#### Written request
Looking at the data below, count the lines that contain the string "JSON". Write only the total.

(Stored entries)
#####

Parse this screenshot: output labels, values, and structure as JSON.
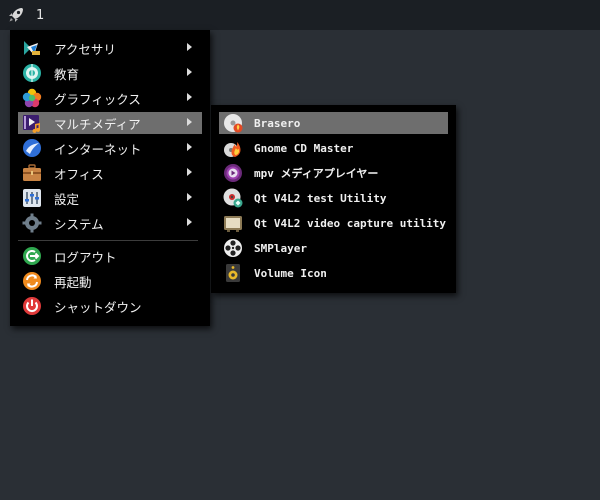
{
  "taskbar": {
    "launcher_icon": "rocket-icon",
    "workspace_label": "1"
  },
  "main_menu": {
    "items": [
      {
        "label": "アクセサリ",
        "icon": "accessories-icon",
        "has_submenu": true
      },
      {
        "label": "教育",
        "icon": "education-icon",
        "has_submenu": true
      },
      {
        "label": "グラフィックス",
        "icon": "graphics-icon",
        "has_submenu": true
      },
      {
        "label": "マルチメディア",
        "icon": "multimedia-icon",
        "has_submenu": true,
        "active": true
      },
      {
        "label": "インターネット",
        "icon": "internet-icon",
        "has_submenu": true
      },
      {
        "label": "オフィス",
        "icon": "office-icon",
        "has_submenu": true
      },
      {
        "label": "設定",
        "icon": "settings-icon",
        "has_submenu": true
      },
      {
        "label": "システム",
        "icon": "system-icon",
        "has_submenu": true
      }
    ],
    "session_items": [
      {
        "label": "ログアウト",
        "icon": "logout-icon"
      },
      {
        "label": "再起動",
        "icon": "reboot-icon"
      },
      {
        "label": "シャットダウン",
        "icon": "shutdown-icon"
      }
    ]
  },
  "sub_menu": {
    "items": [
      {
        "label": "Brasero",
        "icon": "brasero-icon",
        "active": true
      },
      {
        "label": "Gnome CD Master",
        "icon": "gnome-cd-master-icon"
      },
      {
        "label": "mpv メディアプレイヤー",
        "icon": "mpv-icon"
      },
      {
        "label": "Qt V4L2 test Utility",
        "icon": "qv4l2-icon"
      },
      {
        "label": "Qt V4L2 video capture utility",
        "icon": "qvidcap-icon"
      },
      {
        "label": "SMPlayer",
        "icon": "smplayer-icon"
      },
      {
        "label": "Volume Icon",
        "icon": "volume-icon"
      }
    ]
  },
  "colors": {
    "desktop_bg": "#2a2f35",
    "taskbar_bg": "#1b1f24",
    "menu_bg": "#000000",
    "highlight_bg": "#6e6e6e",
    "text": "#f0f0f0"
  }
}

#####

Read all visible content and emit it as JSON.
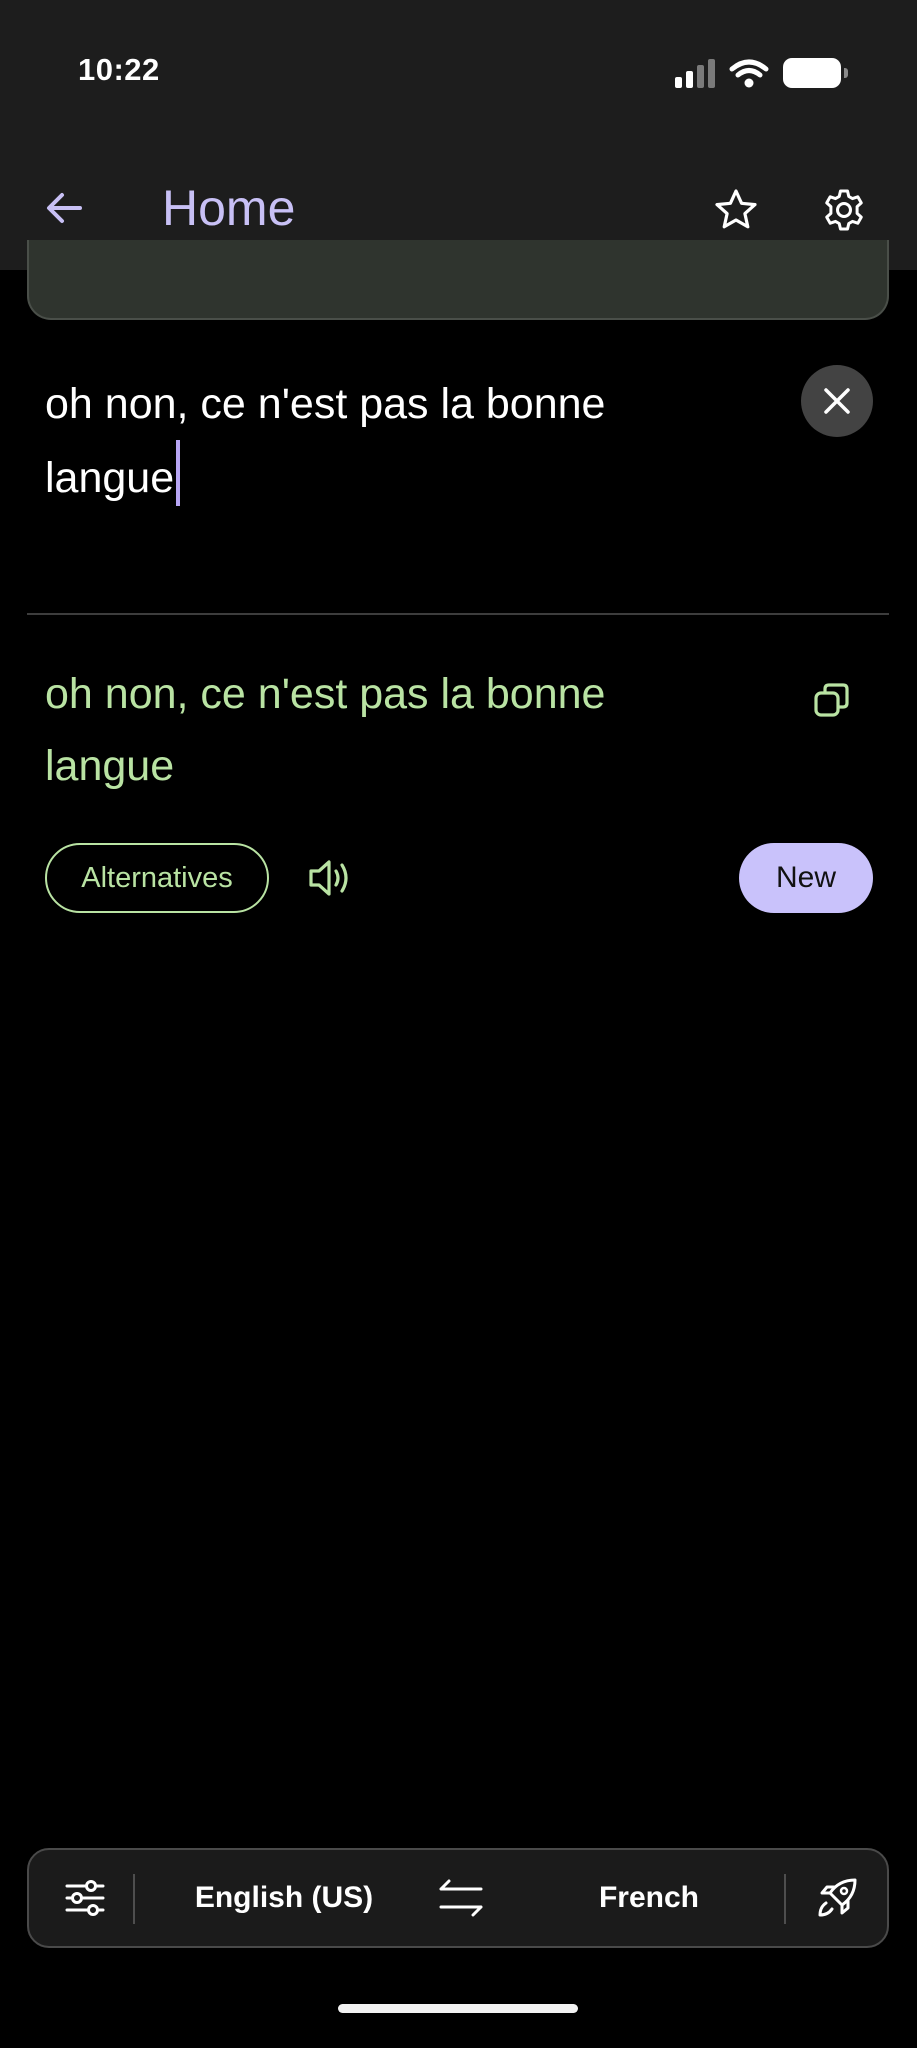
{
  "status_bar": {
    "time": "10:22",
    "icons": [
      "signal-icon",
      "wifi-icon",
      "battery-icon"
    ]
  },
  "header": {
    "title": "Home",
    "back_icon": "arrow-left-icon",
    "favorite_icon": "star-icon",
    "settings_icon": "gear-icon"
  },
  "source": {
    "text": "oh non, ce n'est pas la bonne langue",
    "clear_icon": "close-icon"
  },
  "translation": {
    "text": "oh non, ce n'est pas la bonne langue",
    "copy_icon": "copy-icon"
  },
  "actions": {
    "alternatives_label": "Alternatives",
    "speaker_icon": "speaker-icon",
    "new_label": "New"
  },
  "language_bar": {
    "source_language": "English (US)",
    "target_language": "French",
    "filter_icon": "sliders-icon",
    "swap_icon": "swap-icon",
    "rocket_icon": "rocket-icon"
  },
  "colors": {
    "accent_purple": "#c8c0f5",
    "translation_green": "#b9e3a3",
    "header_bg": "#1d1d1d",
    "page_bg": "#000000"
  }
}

#####

#### Correct result
2